Reproduce every entry that follows word for word, but omit the images.

________________________________________

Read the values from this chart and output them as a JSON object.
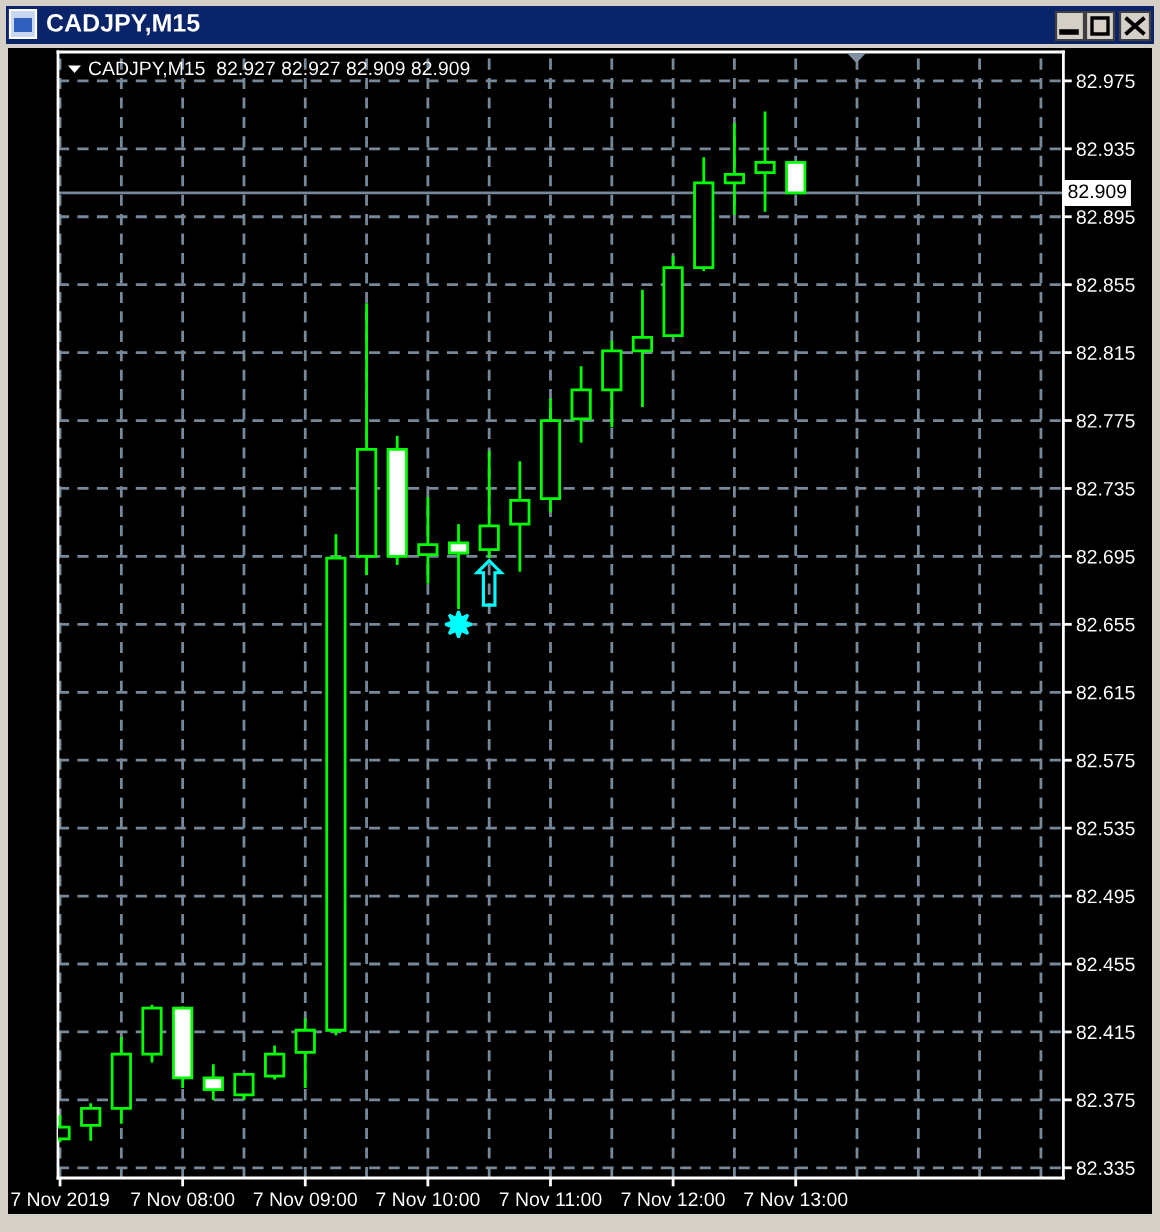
{
  "chart_data": {
    "type": "candlestick",
    "title": "CADJPY,M15",
    "subtitle": "CADJPY,M15  82.927 82.927 82.909 82.909",
    "series": [
      {
        "color": "#00ff00",
        "x": [
          "2019-11-07T07:00",
          "2019-11-07T07:15",
          "2019-11-07T07:30",
          "2019-11-07T07:45",
          "2019-11-07T08:00",
          "2019-11-07T08:15",
          "2019-11-07T08:30",
          "2019-11-07T08:45",
          "2019-11-07T09:00",
          "2019-11-07T09:15",
          "2019-11-07T09:30",
          "2019-11-07T09:45",
          "2019-11-07T10:00",
          "2019-11-07T10:15",
          "2019-11-07T10:30",
          "2019-11-07T10:45",
          "2019-11-07T11:00",
          "2019-11-07T11:15",
          "2019-11-07T11:30",
          "2019-11-07T11:45",
          "2019-11-07T12:00",
          "2019-11-07T12:15",
          "2019-11-07T12:30",
          "2019-11-07T12:45",
          "2019-11-07T13:00"
        ],
        "ohlc": [
          [
            82.352,
            82.366,
            82.35,
            82.359
          ],
          [
            82.36,
            82.373,
            82.351,
            82.37
          ],
          [
            82.37,
            82.412,
            82.361,
            82.402
          ],
          [
            82.402,
            82.431,
            82.397,
            82.429
          ],
          [
            82.429,
            82.43,
            82.382,
            82.388
          ],
          [
            82.388,
            82.396,
            82.375,
            82.381
          ],
          [
            82.378,
            82.39,
            82.375,
            82.39
          ],
          [
            82.389,
            82.407,
            82.387,
            82.402
          ],
          [
            82.403,
            82.423,
            82.382,
            82.416
          ],
          [
            82.416,
            82.708,
            82.413,
            82.694
          ],
          [
            82.695,
            82.844,
            82.684,
            82.758
          ],
          [
            82.758,
            82.766,
            82.69,
            82.695
          ],
          [
            82.696,
            82.73,
            82.679,
            82.702
          ],
          [
            82.703,
            82.714,
            82.664,
            82.697
          ],
          [
            82.699,
            82.757,
            82.694,
            82.713
          ],
          [
            82.714,
            82.751,
            82.686,
            82.728
          ],
          [
            82.729,
            82.788,
            82.721,
            82.775
          ],
          [
            82.776,
            82.807,
            82.762,
            82.793
          ],
          [
            82.793,
            82.822,
            82.771,
            82.816
          ],
          [
            82.816,
            82.852,
            82.783,
            82.824
          ],
          [
            82.825,
            82.872,
            82.825,
            82.865
          ],
          [
            82.865,
            82.93,
            82.863,
            82.915
          ],
          [
            82.915,
            82.95,
            82.896,
            82.92
          ],
          [
            82.921,
            82.957,
            82.898,
            82.927
          ],
          [
            82.927,
            82.927,
            82.909,
            82.909
          ]
        ],
        "colors": [
          "#000000",
          "#000000",
          "#000000",
          "#000000",
          "#ffffff",
          "#ffffff",
          "#000000",
          "#000000",
          "#000000",
          "#000000",
          "#000000",
          "#ffffff",
          "#000000",
          "#ffffff",
          "#000000",
          "#000000",
          "#000000",
          "#000000",
          "#000000",
          "#000000",
          "#000000",
          "#000000",
          "#000000",
          "#000000",
          "#ffffff"
        ]
      },
      {
        "type": "scatter",
        "marker": "star",
        "color": "#00ffff",
        "x": [
          "2019-11-07T10:15"
        ],
        "values": [
          82.655
        ]
      }
    ],
    "annotations": [
      {
        "text": "⇧",
        "x": "2019-11-07T10:30",
        "y": 82.694
      }
    ],
    "xlim": [
      "2019-11-07T06:59",
      "2019-11-07T15:11"
    ],
    "xticks": [
      {
        "value": "2019-11-07T07:00",
        "label": "7 Nov 2019"
      },
      {
        "value": "2019-11-07T07:30",
        "label": null
      },
      {
        "value": "2019-11-07T08:00",
        "label": "7 Nov 08:00"
      },
      {
        "value": "2019-11-07T08:30",
        "label": null
      },
      {
        "value": "2019-11-07T09:00",
        "label": "7 Nov 09:00"
      },
      {
        "value": "2019-11-07T09:30",
        "label": null
      },
      {
        "value": "2019-11-07T10:00",
        "label": "7 Nov 10:00"
      },
      {
        "value": "2019-11-07T10:30",
        "label": null
      },
      {
        "value": "2019-11-07T11:00",
        "label": "7 Nov 11:00"
      },
      {
        "value": "2019-11-07T11:30",
        "label": null
      },
      {
        "value": "2019-11-07T12:00",
        "label": "7 Nov 12:00"
      },
      {
        "value": "2019-11-07T12:30",
        "label": null
      },
      {
        "value": "2019-11-07T13:00",
        "label": "7 Nov 13:00"
      },
      {
        "value": "2019-11-07T13:30",
        "label": null
      },
      {
        "value": "2019-11-07T14:00",
        "label": null
      },
      {
        "value": "2019-11-07T14:30",
        "label": null
      },
      {
        "value": "2019-11-07T15:00",
        "label": null
      }
    ],
    "ylim": [
      82.329,
      82.992
    ],
    "yticks": [
      82.335,
      82.375,
      82.415,
      82.455,
      82.495,
      82.535,
      82.575,
      82.615,
      82.655,
      82.695,
      82.735,
      82.775,
      82.815,
      82.855,
      82.895,
      82.935,
      82.975
    ],
    "ref_lines": [
      {
        "axis": "y",
        "value": 82.909,
        "label": "82.909",
        "color": "#778899",
        "line_style": "solid"
      }
    ],
    "grid": true
  }
}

________________________________________

• THE COMPLETED TASK:
Read the values from this chart and output them as a JSON object.
{
  "chart_data": {
    "type": "candlestick",
    "title": "CADJPY,M15",
    "subtitle": "CADJPY,M15  82.927 82.927 82.909 82.909",
    "series": [
      {
        "color": "#00ff00",
        "x": [
          "2019-11-07T07:00",
          "2019-11-07T07:15",
          "2019-11-07T07:30",
          "2019-11-07T07:45",
          "2019-11-07T08:00",
          "2019-11-07T08:15",
          "2019-11-07T08:30",
          "2019-11-07T08:45",
          "2019-11-07T09:00",
          "2019-11-07T09:15",
          "2019-11-07T09:30",
          "2019-11-07T09:45",
          "2019-11-07T10:00",
          "2019-11-07T10:15",
          "2019-11-07T10:30",
          "2019-11-07T10:45",
          "2019-11-07T11:00",
          "2019-11-07T11:15",
          "2019-11-07T11:30",
          "2019-11-07T11:45",
          "2019-11-07T12:00",
          "2019-11-07T12:15",
          "2019-11-07T12:30",
          "2019-11-07T12:45",
          "2019-11-07T13:00"
        ],
        "ohlc": [
          [
            82.352,
            82.366,
            82.35,
            82.359
          ],
          [
            82.36,
            82.373,
            82.351,
            82.37
          ],
          [
            82.37,
            82.412,
            82.361,
            82.402
          ],
          [
            82.402,
            82.431,
            82.397,
            82.429
          ],
          [
            82.429,
            82.43,
            82.382,
            82.388
          ],
          [
            82.388,
            82.396,
            82.375,
            82.381
          ],
          [
            82.378,
            82.39,
            82.375,
            82.39
          ],
          [
            82.389,
            82.407,
            82.387,
            82.402
          ],
          [
            82.403,
            82.423,
            82.382,
            82.416
          ],
          [
            82.416,
            82.708,
            82.413,
            82.694
          ],
          [
            82.695,
            82.844,
            82.684,
            82.758
          ],
          [
            82.758,
            82.766,
            82.69,
            82.695
          ],
          [
            82.696,
            82.73,
            82.679,
            82.702
          ],
          [
            82.703,
            82.714,
            82.664,
            82.697
          ],
          [
            82.699,
            82.757,
            82.694,
            82.713
          ],
          [
            82.714,
            82.751,
            82.686,
            82.728
          ],
          [
            82.729,
            82.788,
            82.721,
            82.775
          ],
          [
            82.776,
            82.807,
            82.762,
            82.793
          ],
          [
            82.793,
            82.822,
            82.771,
            82.816
          ],
          [
            82.816,
            82.852,
            82.783,
            82.824
          ],
          [
            82.825,
            82.872,
            82.825,
            82.865
          ],
          [
            82.865,
            82.93,
            82.863,
            82.915
          ],
          [
            82.915,
            82.95,
            82.896,
            82.92
          ],
          [
            82.921,
            82.957,
            82.898,
            82.927
          ],
          [
            82.927,
            82.927,
            82.909,
            82.909
          ]
        ],
        "colors": [
          "#000000",
          "#000000",
          "#000000",
          "#000000",
          "#ffffff",
          "#ffffff",
          "#000000",
          "#000000",
          "#000000",
          "#000000",
          "#000000",
          "#ffffff",
          "#000000",
          "#ffffff",
          "#000000",
          "#000000",
          "#000000",
          "#000000",
          "#000000",
          "#000000",
          "#000000",
          "#000000",
          "#000000",
          "#000000",
          "#ffffff"
        ]
      },
      {
        "type": "scatter",
        "marker": "star",
        "color": "#00ffff",
        "x": [
          "2019-11-07T10:15"
        ],
        "values": [
          82.655
        ]
      }
    ],
    "annotations": [
      {
        "text": "⇧",
        "x": "2019-11-07T10:30",
        "y": 82.694
      }
    ],
    "xlim": [
      "2019-11-07T06:59",
      "2019-11-07T15:11"
    ],
    "xticks": [
      {
        "value": "2019-11-07T07:00",
        "label": "7 Nov 2019"
      },
      {
        "value": "2019-11-07T07:30",
        "label": null
      },
      {
        "value": "2019-11-07T08:00",
        "label": "7 Nov 08:00"
      },
      {
        "value": "2019-11-07T08:30",
        "label": null
      },
      {
        "value": "2019-11-07T09:00",
        "label": "7 Nov 09:00"
      },
      {
        "value": "2019-11-07T09:30",
        "label": null
      },
      {
        "value": "2019-11-07T10:00",
        "label": "7 Nov 10:00"
      },
      {
        "value": "2019-11-07T10:30",
        "label": null
      },
      {
        "value": "2019-11-07T11:00",
        "label": "7 Nov 11:00"
      },
      {
        "value": "2019-11-07T11:30",
        "label": null
      },
      {
        "value": "2019-11-07T12:00",
        "label": "7 Nov 12:00"
      },
      {
        "value": "2019-11-07T12:30",
        "label": null
      },
      {
        "value": "2019-11-07T13:00",
        "label": "7 Nov 13:00"
      },
      {
        "value": "2019-11-07T13:30",
        "label": null
      },
      {
        "value": "2019-11-07T14:00",
        "label": null
      },
      {
        "value": "2019-11-07T14:30",
        "label": null
      },
      {
        "value": "2019-11-07T15:00",
        "label": null
      }
    ],
    "ylim": [
      82.329,
      82.992
    ],
    "yticks": [
      82.335,
      82.375,
      82.415,
      82.455,
      82.495,
      82.535,
      82.575,
      82.615,
      82.655,
      82.695,
      82.735,
      82.775,
      82.815,
      82.855,
      82.895,
      82.935,
      82.975
    ],
    "ref_lines": [
      {
        "axis": "y",
        "value": 82.909,
        "label": "82.909",
        "color": "#778899",
        "line_style": "solid"
      }
    ],
    "grid": true
  }
}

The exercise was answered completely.